Estratto
Cinergie #13 – Come la commedia ha rubato il mockumentary all’horror

cinergie13 Mockumentary

Tra i tanti generi cinematografici ibridi ce n’è uno che trovo molto interessante: il mockumentary. Si tratta di una tecnica narrativa in cui delle storie di finzione vengono messe in scena e riprese come se si trattasse di un documentario. Diventato popolare nell’ambito horror (The Blair Witch Project, REC, Lake Mungo) con lo scopo di conferire maggiore senso di verità e coinvolgimento nello spettatore, in tempi recenti si è diffuso anche nelle commedie.

Tra gli esempi di commedie mockumentary ce ne sono due che mi hanno colpito in maniera particolare: What We Do in the Shadows (2014) e Popstar: Never Stop Never Stopping (2016).
Il primo è un film neo-zelandese, diretto da Taika Waititi e Jemain Clement, in cui viene mostrata la vita quotidiana di quattro vampiri di Wellington. In Italia ha avuto la sua premiere al Torino Film Festival, dove ha vinto anche il premio per la miglior sceneggiatura.

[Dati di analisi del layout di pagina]
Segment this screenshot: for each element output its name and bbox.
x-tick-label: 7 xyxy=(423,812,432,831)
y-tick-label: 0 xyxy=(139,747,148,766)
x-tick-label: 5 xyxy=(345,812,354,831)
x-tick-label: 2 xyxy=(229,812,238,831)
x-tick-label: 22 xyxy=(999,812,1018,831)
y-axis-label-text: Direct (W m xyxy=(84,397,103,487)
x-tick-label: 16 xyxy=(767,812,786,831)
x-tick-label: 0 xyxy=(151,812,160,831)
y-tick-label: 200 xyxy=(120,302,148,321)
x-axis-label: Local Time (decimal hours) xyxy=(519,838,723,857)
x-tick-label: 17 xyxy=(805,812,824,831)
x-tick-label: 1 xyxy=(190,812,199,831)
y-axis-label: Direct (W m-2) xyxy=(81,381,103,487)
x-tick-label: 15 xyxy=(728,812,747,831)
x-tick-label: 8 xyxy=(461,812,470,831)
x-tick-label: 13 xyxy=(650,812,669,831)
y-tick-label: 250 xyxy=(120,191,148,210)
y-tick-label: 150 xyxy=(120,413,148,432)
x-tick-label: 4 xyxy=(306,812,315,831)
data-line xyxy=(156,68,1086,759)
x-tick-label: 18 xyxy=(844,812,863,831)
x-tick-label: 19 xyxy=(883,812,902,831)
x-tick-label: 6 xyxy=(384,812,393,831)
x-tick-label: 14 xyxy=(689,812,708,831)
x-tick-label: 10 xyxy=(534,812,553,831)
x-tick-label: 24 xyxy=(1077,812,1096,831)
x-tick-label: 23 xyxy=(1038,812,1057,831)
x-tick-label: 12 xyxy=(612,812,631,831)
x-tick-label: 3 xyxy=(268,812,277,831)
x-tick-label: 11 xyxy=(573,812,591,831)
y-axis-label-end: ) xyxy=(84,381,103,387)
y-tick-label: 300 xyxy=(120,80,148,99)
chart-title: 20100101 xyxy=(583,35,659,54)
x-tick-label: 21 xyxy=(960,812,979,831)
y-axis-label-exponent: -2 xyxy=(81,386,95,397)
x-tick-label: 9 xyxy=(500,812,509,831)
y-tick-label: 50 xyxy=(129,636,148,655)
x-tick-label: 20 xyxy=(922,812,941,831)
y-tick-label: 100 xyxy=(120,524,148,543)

Cosa fare
A - Riporta la parte dell'estratto sul mockumentary compresa tra "Tra i tanti" e "Never Stopping (2016).", estremi inclusi.
B - Prosegui l'estratto sul mockumentary a partire dalla sua ultima frase.

Risposte
A -
Tra i tanti generi cinematografici ibridi ce n’è uno che trovo molto interessante: il mockumentary. Si tratta di una tecnica narrativa in cui delle storie di finzione vengono messe in scena e riprese come se si trattasse di un documentario. Diventato popolare nell’ambito horror (The Blair Witch Project, REC, Lake Mungo) con lo scopo di conferire maggiore senso di verità e coinvolgimento nello spettatore, in tempi recenti si è diffuso anche nelle commedie.

Tra gli esempi di commedie mockumentary ce ne sono due che mi hanno colpito in maniera particolare: What We Do in the Shadows (2014) e Popstar: Never Stop Never Stopping (2016).

B -
Popstar: Never Stop Never Stopping è invece un mockumentary del gruppo di comici, cantanti e videomaker The Lonely Island, composto da Andy Samberg, Akiva Schaffer e Jorma Taccone. Il finto documentario in questo caso racconta la carriera musicale di Conner4Real, dal suo esordio con i The Style Boyz, fino alla carriera solista. Guardandolo sembra di assistere al classico documentario musicale, grazie anche al coinvolgimento di diversi esponenti del mondo musicale odierno, come Simon Cowell, Ringo Starr e Justin Timberlake.

Nonostante la comune base comica si tratta di due opere molto diverse.
Popstar è una caricatura dello show business musicale, in cui il livello di demenza della comicità americana viene portato agli estremi. Il film contiene tutti gli escamotage comici classici e se non fosse per la forte capacità comica di Samberg e colleghi, il tutto si potrebbe benissimo definire banale. Lo stile documentaristico mostra situazioni di finzione rese realistiche da elementi e persone che conosciamo bene in quanto provenienti dalla nostra realtà ed è proprio questa vicinanza alla quotidianità ad aumentare l’effetto comico. Il quale purtroppo non riesce a svincolarsi da battute e allusioni a sfondo sessuale e all’esaltazione dell’eccesso.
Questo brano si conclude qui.